### Data listing
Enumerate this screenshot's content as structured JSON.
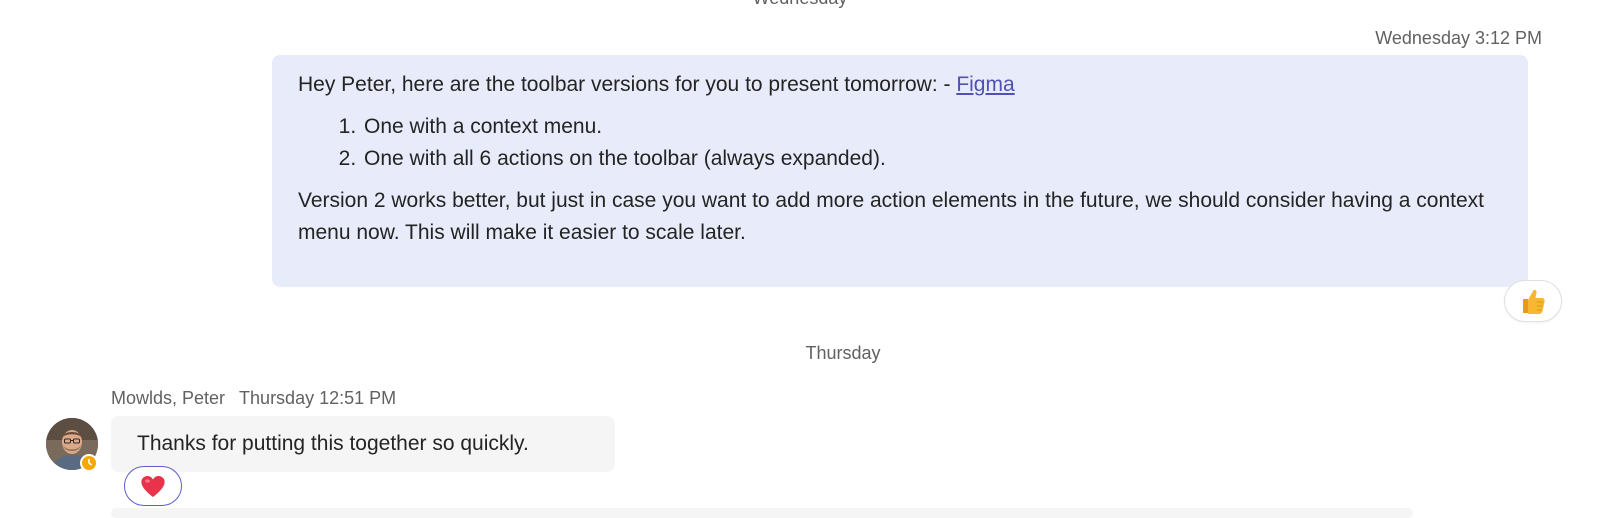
{
  "dividers": {
    "top": "Wednesday",
    "middle": "Thursday"
  },
  "outgoing": {
    "timestamp": "Wednesday 3:12 PM",
    "intro": "Hey Peter, here are the toolbar versions for you to present tomorrow: - ",
    "link_label": "Figma",
    "list": [
      "One with a context menu.",
      "One with all 6 actions on the toolbar (always expanded)."
    ],
    "closing": "Version 2 works better, but just in case you want to add more action elements in the future, we should consider having a context menu now. This will make it easier to scale later.",
    "reaction": "thumbs-up"
  },
  "incoming": {
    "sender": "Mowlds, Peter",
    "timestamp": "Thursday 12:51 PM",
    "text": "Thanks for putting this together so quickly.",
    "reaction": "heart",
    "status": "away"
  },
  "colors": {
    "outgoing_bubble": "#e8ebfa",
    "incoming_bubble": "#f5f5f5",
    "link": "#4f52b2",
    "away_status": "#f6a800",
    "heart": "#e8334a",
    "thumb": "#f7b733"
  }
}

### To do
Every record above must be given again exactly; drop the pictures.

### Reply to the exercise
Enumerate this screenshot's content as structured JSON.
{
  "dividers": {
    "top": "Wednesday",
    "middle": "Thursday"
  },
  "outgoing": {
    "timestamp": "Wednesday 3:12 PM",
    "intro": "Hey Peter, here are the toolbar versions for you to present tomorrow: - ",
    "link_label": "Figma",
    "list": [
      "One with a context menu.",
      "One with all 6 actions on the toolbar (always expanded)."
    ],
    "closing": "Version 2 works better, but just in case you want to add more action elements in the future, we should consider having a context menu now. This will make it easier to scale later.",
    "reaction": "thumbs-up"
  },
  "incoming": {
    "sender": "Mowlds, Peter",
    "timestamp": "Thursday 12:51 PM",
    "text": "Thanks for putting this together so quickly.",
    "reaction": "heart",
    "status": "away"
  },
  "colors": {
    "outgoing_bubble": "#e8ebfa",
    "incoming_bubble": "#f5f5f5",
    "link": "#4f52b2",
    "away_status": "#f6a800",
    "heart": "#e8334a",
    "thumb": "#f7b733"
  }
}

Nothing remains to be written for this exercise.